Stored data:
--- start ---
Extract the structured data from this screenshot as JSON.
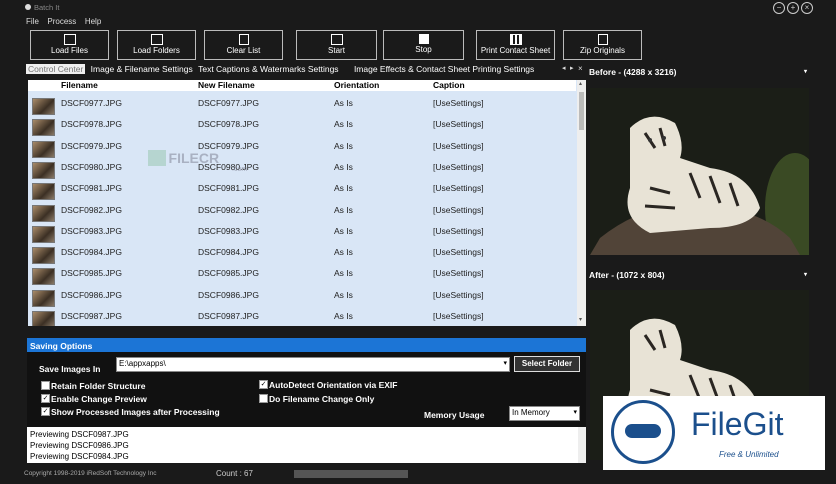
{
  "window": {
    "title": "Batch It"
  },
  "menu": [
    "File",
    "Process",
    "Help"
  ],
  "toolbar": [
    {
      "label": "Load Files",
      "icon": "image-icon"
    },
    {
      "label": "Load Folders",
      "icon": "image-icon"
    },
    {
      "label": "Clear List",
      "icon": "document-icon"
    },
    {
      "label": "Start",
      "icon": "play-icon"
    },
    {
      "label": "Stop",
      "icon": "stop-icon"
    },
    {
      "label": "Print Contact Sheet",
      "icon": "grid-icon"
    },
    {
      "label": "Zip Originals",
      "icon": "zip-icon"
    }
  ],
  "tabs": [
    "Control Center",
    "Image & Filename Settings",
    "Text Captions & Watermarks Settings",
    "Image Effects & Contact Sheet Printing Settings"
  ],
  "list": {
    "headers": {
      "filename": "Filename",
      "new_filename": "New Filename",
      "orientation": "Orientation",
      "caption": "Caption"
    },
    "rows": [
      {
        "filename": "DSCF0977.JPG",
        "new_filename": "DSCF0977.JPG",
        "orientation": "As Is",
        "caption": "[UseSettings]"
      },
      {
        "filename": "DSCF0978.JPG",
        "new_filename": "DSCF0978.JPG",
        "orientation": "As Is",
        "caption": "[UseSettings]"
      },
      {
        "filename": "DSCF0979.JPG",
        "new_filename": "DSCF0979.JPG",
        "orientation": "As Is",
        "caption": "[UseSettings]"
      },
      {
        "filename": "DSCF0980.JPG",
        "new_filename": "DSCF0980.JPG",
        "orientation": "As Is",
        "caption": "[UseSettings]"
      },
      {
        "filename": "DSCF0981.JPG",
        "new_filename": "DSCF0981.JPG",
        "orientation": "As Is",
        "caption": "[UseSettings]"
      },
      {
        "filename": "DSCF0982.JPG",
        "new_filename": "DSCF0982.JPG",
        "orientation": "As Is",
        "caption": "[UseSettings]"
      },
      {
        "filename": "DSCF0983.JPG",
        "new_filename": "DSCF0983.JPG",
        "orientation": "As Is",
        "caption": "[UseSettings]"
      },
      {
        "filename": "DSCF0984.JPG",
        "new_filename": "DSCF0984.JPG",
        "orientation": "As Is",
        "caption": "[UseSettings]"
      },
      {
        "filename": "DSCF0985.JPG",
        "new_filename": "DSCF0985.JPG",
        "orientation": "As Is",
        "caption": "[UseSettings]"
      },
      {
        "filename": "DSCF0986.JPG",
        "new_filename": "DSCF0986.JPG",
        "orientation": "As Is",
        "caption": "[UseSettings]"
      },
      {
        "filename": "DSCF0987.JPG",
        "new_filename": "DSCF0987.JPG",
        "orientation": "As Is",
        "caption": "[UseSettings]"
      }
    ]
  },
  "preview": {
    "before_label": "Before - (4288 x 3216)",
    "after_label": "After - (1072 x 804)"
  },
  "saving": {
    "title": "Saving Options",
    "save_images_in_label": "Save Images In",
    "path": "E:\\appxapps\\",
    "select_folder": "Select Folder",
    "options": [
      {
        "label": "Retain Folder Structure",
        "checked": false
      },
      {
        "label": "Enable Change Preview",
        "checked": true
      },
      {
        "label": "Show Processed Images after Processing",
        "checked": true
      },
      {
        "label": "AutoDetect Orientation via EXIF",
        "checked": true
      },
      {
        "label": "Do Filename Change Only",
        "checked": false
      }
    ],
    "memory_label": "Memory Usage",
    "memory_value": "In Memory"
  },
  "log": [
    "Previewing DSCF0987.JPG",
    "Previewing DSCF0986.JPG",
    "Previewing DSCF0984.JPG"
  ],
  "status": {
    "copyright": "Copyright 1998-2019 iRedSoft Technology Inc",
    "count": "Count : 67"
  },
  "watermark": {
    "center_text": "FILECR",
    "center_sub": ".com",
    "badge_title": "FileGit",
    "badge_sub": "Free & Unlimited"
  },
  "colors": {
    "accent": "#1c75d6",
    "list_bg": "#d9e6f6"
  }
}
--- end ---
• **Objective**: Your task is to set down the records shown above exactly, minus any pictures.

• **Completed task**:
Extract the structured data from this screenshot as JSON.
{
  "window": {
    "title": "Batch It"
  },
  "menu": [
    "File",
    "Process",
    "Help"
  ],
  "toolbar": [
    {
      "label": "Load Files",
      "icon": "image-icon"
    },
    {
      "label": "Load Folders",
      "icon": "image-icon"
    },
    {
      "label": "Clear List",
      "icon": "document-icon"
    },
    {
      "label": "Start",
      "icon": "play-icon"
    },
    {
      "label": "Stop",
      "icon": "stop-icon"
    },
    {
      "label": "Print Contact Sheet",
      "icon": "grid-icon"
    },
    {
      "label": "Zip Originals",
      "icon": "zip-icon"
    }
  ],
  "tabs": [
    "Control Center",
    "Image & Filename Settings",
    "Text Captions & Watermarks Settings",
    "Image Effects & Contact Sheet Printing Settings"
  ],
  "list": {
    "headers": {
      "filename": "Filename",
      "new_filename": "New Filename",
      "orientation": "Orientation",
      "caption": "Caption"
    },
    "rows": [
      {
        "filename": "DSCF0977.JPG",
        "new_filename": "DSCF0977.JPG",
        "orientation": "As Is",
        "caption": "[UseSettings]"
      },
      {
        "filename": "DSCF0978.JPG",
        "new_filename": "DSCF0978.JPG",
        "orientation": "As Is",
        "caption": "[UseSettings]"
      },
      {
        "filename": "DSCF0979.JPG",
        "new_filename": "DSCF0979.JPG",
        "orientation": "As Is",
        "caption": "[UseSettings]"
      },
      {
        "filename": "DSCF0980.JPG",
        "new_filename": "DSCF0980.JPG",
        "orientation": "As Is",
        "caption": "[UseSettings]"
      },
      {
        "filename": "DSCF0981.JPG",
        "new_filename": "DSCF0981.JPG",
        "orientation": "As Is",
        "caption": "[UseSettings]"
      },
      {
        "filename": "DSCF0982.JPG",
        "new_filename": "DSCF0982.JPG",
        "orientation": "As Is",
        "caption": "[UseSettings]"
      },
      {
        "filename": "DSCF0983.JPG",
        "new_filename": "DSCF0983.JPG",
        "orientation": "As Is",
        "caption": "[UseSettings]"
      },
      {
        "filename": "DSCF0984.JPG",
        "new_filename": "DSCF0984.JPG",
        "orientation": "As Is",
        "caption": "[UseSettings]"
      },
      {
        "filename": "DSCF0985.JPG",
        "new_filename": "DSCF0985.JPG",
        "orientation": "As Is",
        "caption": "[UseSettings]"
      },
      {
        "filename": "DSCF0986.JPG",
        "new_filename": "DSCF0986.JPG",
        "orientation": "As Is",
        "caption": "[UseSettings]"
      },
      {
        "filename": "DSCF0987.JPG",
        "new_filename": "DSCF0987.JPG",
        "orientation": "As Is",
        "caption": "[UseSettings]"
      }
    ]
  },
  "preview": {
    "before_label": "Before - (4288 x 3216)",
    "after_label": "After - (1072 x 804)"
  },
  "saving": {
    "title": "Saving Options",
    "save_images_in_label": "Save Images In",
    "path": "E:\\appxapps\\",
    "select_folder": "Select Folder",
    "options": [
      {
        "label": "Retain Folder Structure",
        "checked": false
      },
      {
        "label": "Enable Change Preview",
        "checked": true
      },
      {
        "label": "Show Processed Images after Processing",
        "checked": true
      },
      {
        "label": "AutoDetect Orientation via EXIF",
        "checked": true
      },
      {
        "label": "Do Filename Change Only",
        "checked": false
      }
    ],
    "memory_label": "Memory Usage",
    "memory_value": "In Memory"
  },
  "log": [
    "Previewing DSCF0987.JPG",
    "Previewing DSCF0986.JPG",
    "Previewing DSCF0984.JPG"
  ],
  "status": {
    "copyright": "Copyright 1998-2019 iRedSoft Technology Inc",
    "count": "Count : 67"
  },
  "watermark": {
    "center_text": "FILECR",
    "center_sub": ".com",
    "badge_title": "FileGit",
    "badge_sub": "Free & Unlimited"
  },
  "colors": {
    "accent": "#1c75d6",
    "list_bg": "#d9e6f6"
  }
}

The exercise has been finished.